[Dataset records]

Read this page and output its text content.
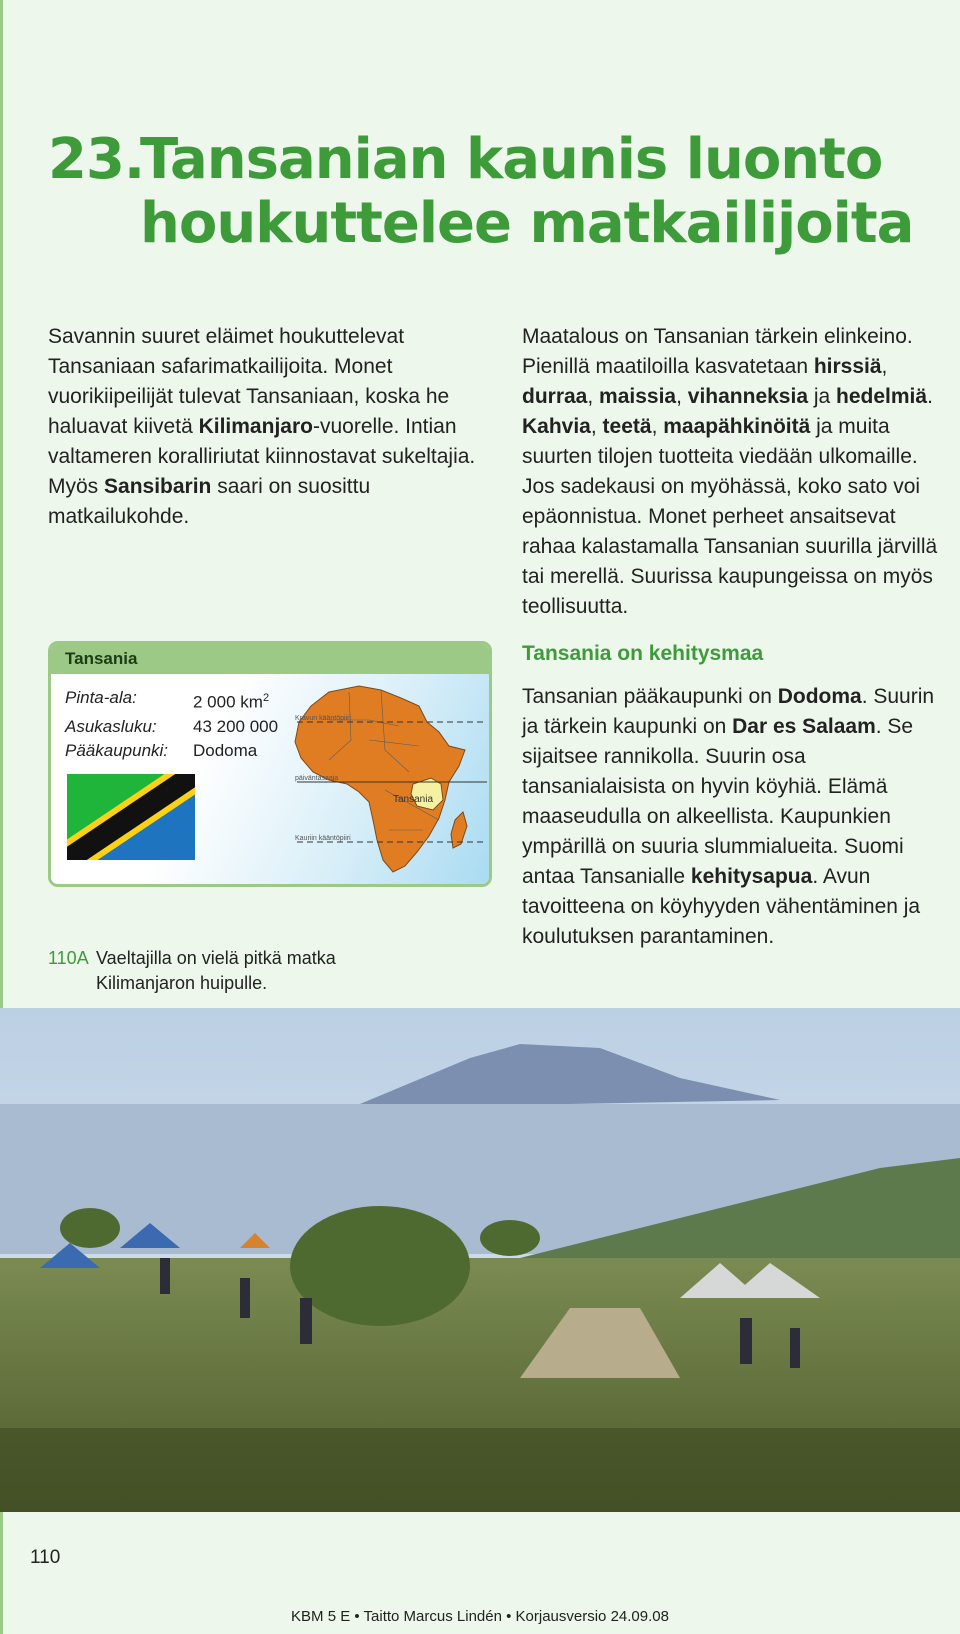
23.Tansanian kaunis luonto
houkuttelee matkailijoita

Savannin suuret eläimet houkuttelevat Tansaniaan safarimatkailijoita. Monet vuorikiipeilijät tulevat Tansaniaan, koska he haluavat kiivetä Kilimanjaro-vuorelle. Intian valtameren koralliriutat kiinnostavat sukeltajia. Myös Sansibarin saari on suosittu matkailukohde.

Maatalous on Tansanian tärkein elinkeino. Pienillä maatiloilla kasvatetaan hirssiä, durraa, maissia, vihanneksia ja hedelmiä. Kahvia, teetä, maapähkinöitä ja muita suurten tilojen tuotteita viedään ulkomaille. Jos sadekausi on myöhässä, koko sato voi epäonnistua. Monet perheet ansaitsevat rahaa kalastamalla Tansanian suurilla järvillä tai merellä. Suurissa kaupungeissa on myös teollisuutta.

Tansania on kehitysmaa

Tansanian pääkaupunki on Dodoma. Suurin ja tärkein kaupunki on Dar es Salaam. Se sijaitsee rannikolla. Suurin osa tansanialaisista on hyvin köyhiä. Elämä maaseudulla on alkeellista. Kaupunkien ympärillä on suuria slummialueita. Suomi antaa Tansanialle kehitysapua. Avun tavoitteena on köyhyyden vähentäminen ja koulutuksen parantaminen.

Tansania
Pinta-ala:	2 000 $km^2$
Asukasluku:	43 200 000
Pääkaupunki:	Dodoma
Kravun kääntöpiiri
päiväntasaaja
Kauriin kääntöpiiri
Tansania
110A Vaeltajilla on vielä pitkä matka
Kilimanjaron huipulle.
110
KBM 5 E • Taitto Marcus Lindén • Korjausversio 24.09.08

▶ **WHAT THE TASK REQUIRES**
Without the pictures, print the records in full, exactly as they appear.

▶ **RESPONSE TO THE EXERCISE**
Read this page and output its text content.
23.Tansanian kaunis luonto
houkuttelee matkailijoita

Savannin suuret eläimet houkuttelevat Tansaniaan safarimatkailijoita. Monet vuorikiipeilijät tulevat Tansaniaan, koska he haluavat kiivetä Kilimanjaro-vuorelle. Intian valtameren koralliriutat kiinnostavat sukeltajia. Myös Sansibarin saari on suosittu matkailukohde.

Maatalous on Tansanian tärkein elinkeino. Pienillä maatiloilla kasvatetaan hirssiä, durraa, maissia, vihanneksia ja hedelmiä. Kahvia, teetä, maapähkinöitä ja muita suurten tilojen tuotteita viedään ulkomaille. Jos sadekausi on myöhässä, koko sato voi epäonnistua. Monet perheet ansaitsevat rahaa kalastamalla Tansanian suurilla järvillä tai merellä. Suurissa kaupungeissa on myös teollisuutta.

Tansania on kehitysmaa

Tansanian pääkaupunki on Dodoma. Suurin ja tärkein kaupunki on Dar es Salaam. Se sijaitsee rannikolla. Suurin osa tansanialaisista on hyvin köyhiä. Elämä maaseudulla on alkeellista. Kaupunkien ympärillä on suuria slummialueita. Suomi antaa Tansanialle kehitysapua. Avun tavoitteena on köyhyyden vähentäminen ja koulutuksen parantaminen.

Tansania
Pinta-ala:	2 000 $km^2$
Asukasluku:	43 200 000
Pääkaupunki:	Dodoma
Kravun kääntöpiiri
päiväntasaaja
Kauriin kääntöpiiri
Tansania
110A Vaeltajilla on vielä pitkä matka
Kilimanjaron huipulle.
110
KBM 5 E • Taitto Marcus Lindén • Korjausversio 24.09.08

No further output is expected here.